DIRECTIONS FOR THIS TASK. Check each line of the listing below for the string "Hari", and copy the ones that have it.

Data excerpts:

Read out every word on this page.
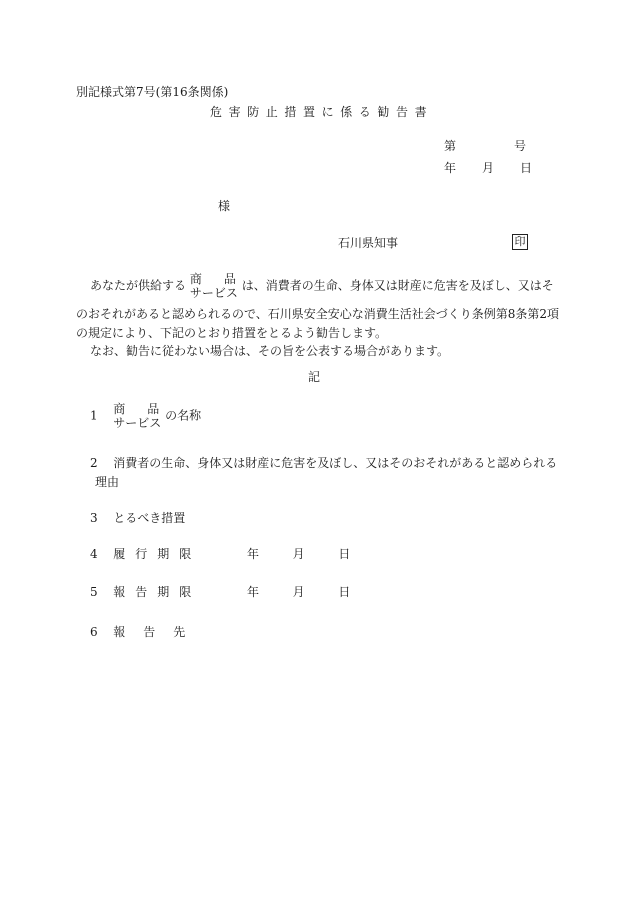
別記様式第7号(第16条関係)
危害防止措置に係る勧告書
第	号
年 月 日
様
石川県知事	印
あなたが供給する 商 品
サービス
は、消費者の生命、身体又は財産に危害を及ぼし、又はそ
のおそれがあると認められるので、石川県安全安心な消費生活社会づくり条例第8条第2項
の規定により、下記のとおり措置をとるよう勧告します。
なお、勧告に従わない場合は、その旨を公表する場合があります。
記
1 商 品
サービス
の名称
2 消費者の生命、身体又は財産に危害を及ぼし、又はそのおそれがあると認められる
理由
3 とるべき措置
4 履行期限	年	月	日
5 報告期限	年	月	日
6 報告先
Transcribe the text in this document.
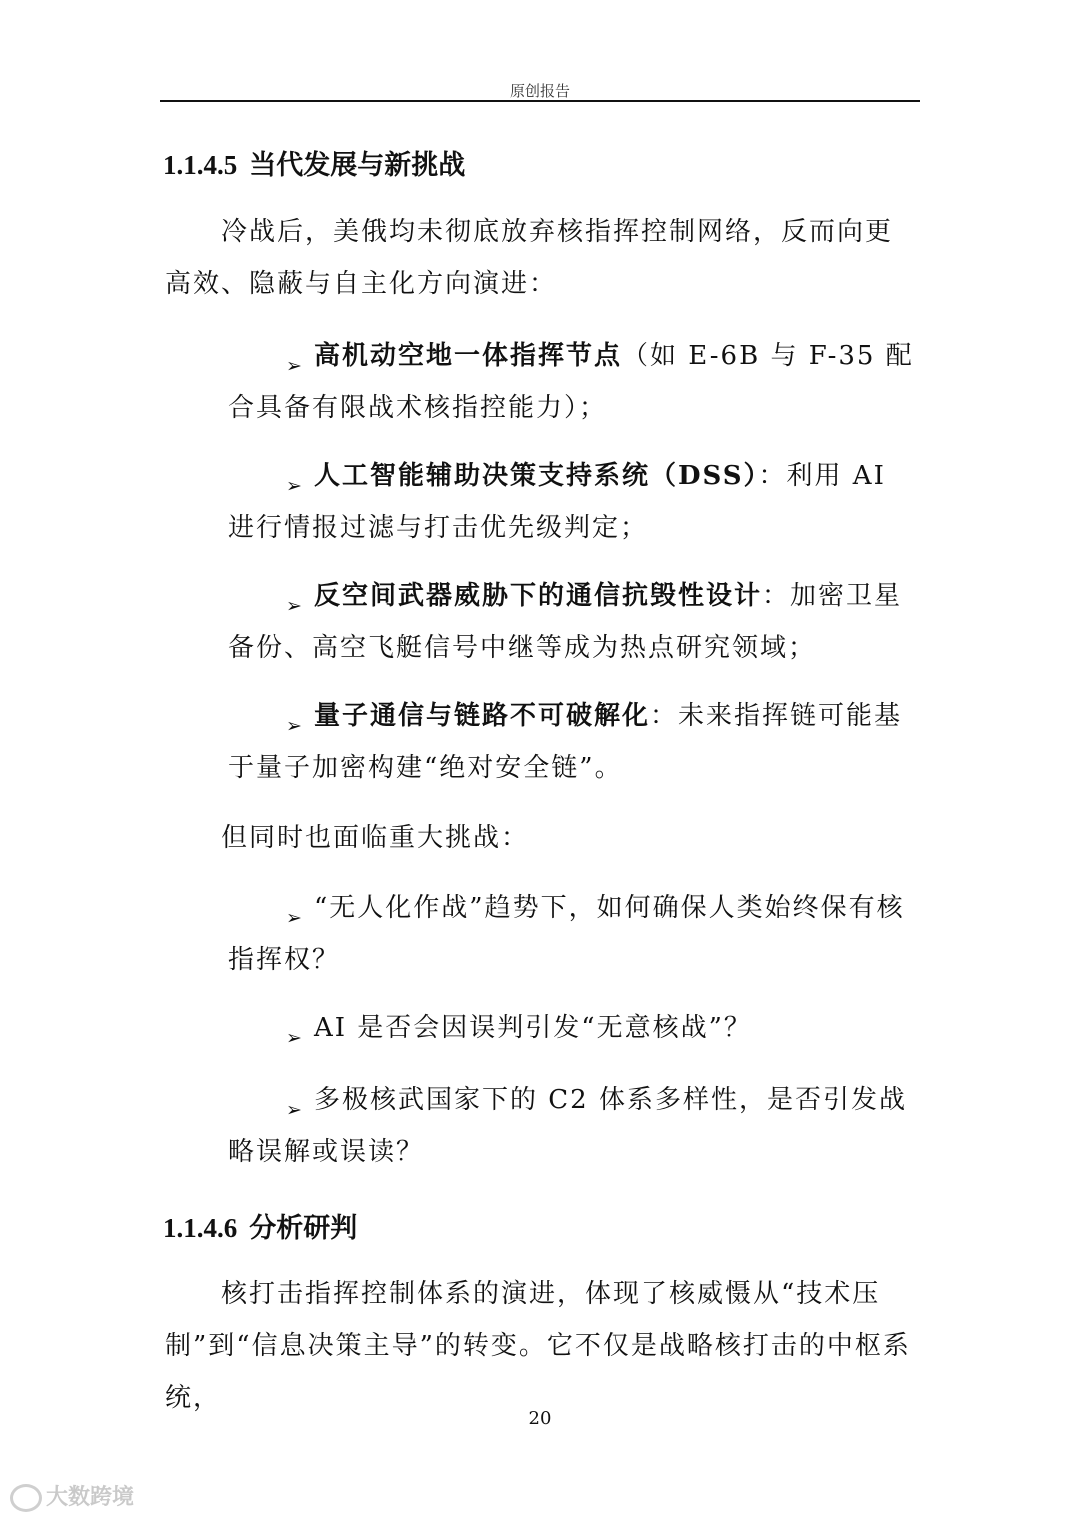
原创报告
1.1.4.5 当代发展与新挑战

冷战后，美俄均未彻底放弃核指挥控制网络，反而向更高效、隐蔽与自主化方向演进：

➢ 高机动空地一体指挥节点（如 E-6B 与 F-35 配合具备有限战术核指控能力）；

➢ 人工智能辅助决策支持系统（DSS）：利用 AI 进行情报过滤与打击优先级判定；

➢ 反空间武器威胁下的通信抗毁性设计：加密卫星备份、高空飞艇信号中继等成为热点研究领域；

➢ 量子通信与链路不可破解化：未来指挥链可能基于量子加密构建“绝对安全链”。

但同时也面临重大挑战：

➢ “无人化作战”趋势下，如何确保人类始终保有核指挥权？

➢ AI 是否会因误判引发“无意核战”？

➢ 多极核武国家下的 C2 体系多样性，是否引发战略误解或误读？

1.1.4.6 分析研判

核打击指挥控制体系的演进，体现了核威慑从“技术压制”到“信息决策主导”的转变。它不仅是战略核打击的中枢系统，

20
大数跨境
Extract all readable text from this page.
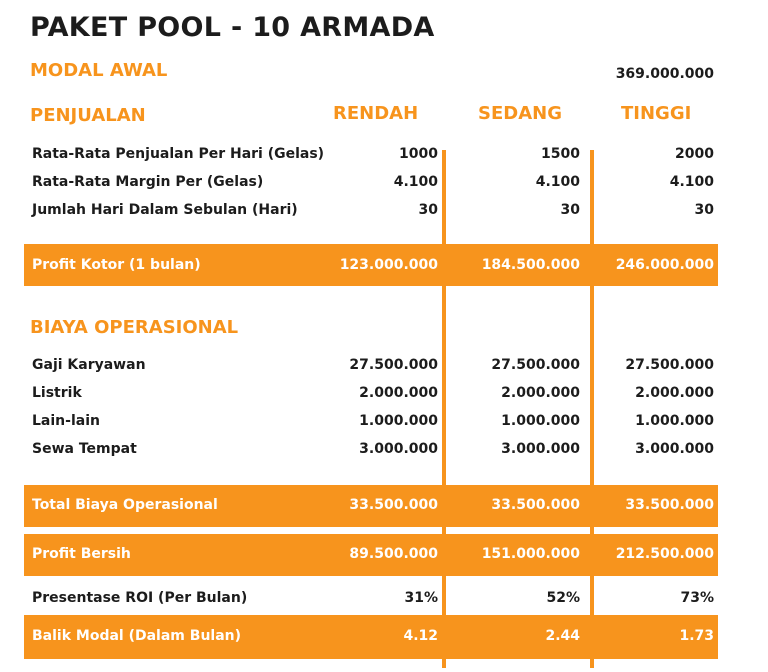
PAKET POOL - 10 ARMADA
MODAL AWAL	369.000.000
PENJUALAN	RENDAH	SEDANG	TINGGI
Rata-Rata Penjualan Per Hari (Gelas)	1000	1500	2000
Rata-Rata Margin Per (Gelas)	4.100	4.100	4.100
Jumlah Hari Dalam Sebulan (Hari)	30	30	30
Profit Kotor (1 bulan)	123.000.000	184.500.000	246.000.000
BIAYA OPERASIONAL
Gaji Karyawan	27.500.000	27.500.000	27.500.000
Listrik	2.000.000	2.000.000	2.000.000
Lain-lain	1.000.000	1.000.000	1.000.000
Sewa Tempat	3.000.000	3.000.000	3.000.000
Total Biaya Operasional	33.500.000	33.500.000	33.500.000
Profit Bersih	89.500.000	151.000.000	212.500.000
Presentase ROI (Per Bulan)	31%	52%	73%
Balik Modal (Dalam Bulan)	4.12	2.44	1.73
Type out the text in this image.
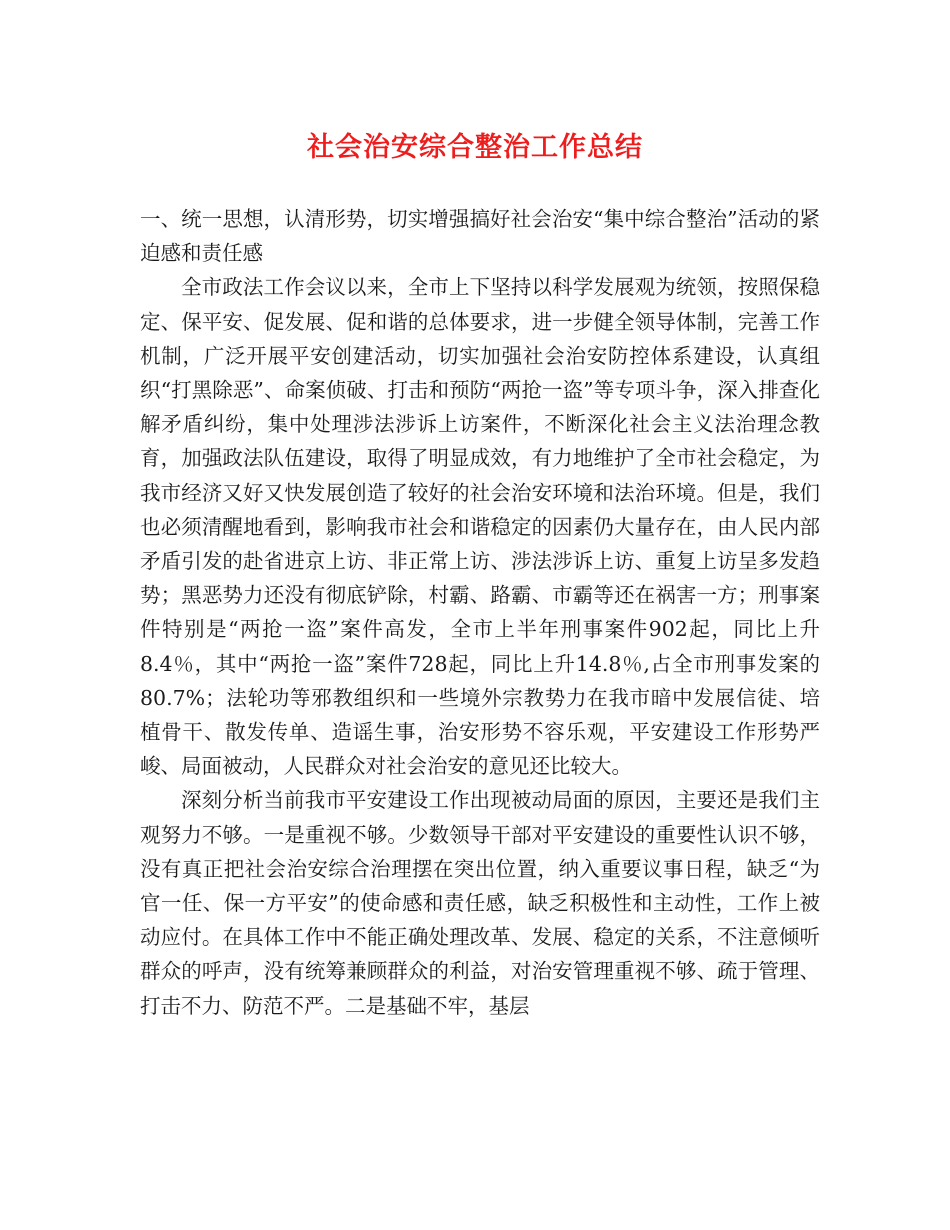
社会治安综合整治工作总结

一、统一思想，认清形势，切实增强搞好社会治安“集中综合整治”活动的紧迫感和责任感

全市政法工作会议以来，全市上下坚持以科学发展观为统领，按照保稳定、保平安、促发展、促和谐的总体要求，进一步健全领导体制，完善工作机制，广泛开展平安创建活动，切实加强社会治安防控体系建设，认真组织“打黑除恶”、命案侦破、打击和预防“两抢一盗”等专项斗争，深入排查化解矛盾纠纷，集中处理涉法涉诉上访案件，不断深化社会主义法治理念教育，加强政法队伍建设，取得了明显成效，有力地维护了全市社会稳定，为我市经济又好又快发展创造了较好的社会治安环境和法治环境。但是，我们也必须清醒地看到，影响我市社会和谐稳定的因素仍大量存在，由人民内部矛盾引发的赴省进京上访、非正常上访、涉法涉诉上访、重复上访呈多发趋势；黑恶势力还没有彻底铲除，村霸、路霸、市霸等还在祸害一方；刑事案件特别是“两抢一盗”案件高发，全市上半年刑事案件902起，同比上升8.4％，其中“两抢一盗”案件728起，同比上升14.8％,占全市刑事发案的80.7%；法轮功等邪教组织和一些境外宗教势力在我市暗中发展信徒、培植骨干、散发传单、造谣生事，治安形势不容乐观，平安建设工作形势严峻、局面被动，人民群众对社会治安的意见还比较大。

深刻分析当前我市平安建设工作出现被动局面的原因，主要还是我们主观努力不够。一是重视不够。少数领导干部对平安建设的重要性认识不够，没有真正把社会治安综合治理摆在突出位置，纳入重要议事日程，缺乏“为官一任、保一方平安”的使命感和责任感，缺乏积极性和主动性，工作上被动应付。在具体工作中不能正确处理改革、发展、稳定的关系，不注意倾听群众的呼声，没有统筹兼顾群众的利益，对治安管理重视不够、疏于管理、打击不力、防范不严。二是基础不牢，基层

RESPONSE TO THE EXERCISE.
Rata-Rata Penjualan Per Hari (Gelas)	1000	1500	2000
Jumlah Hari Dalam Sebulan (Hari)	30	30	30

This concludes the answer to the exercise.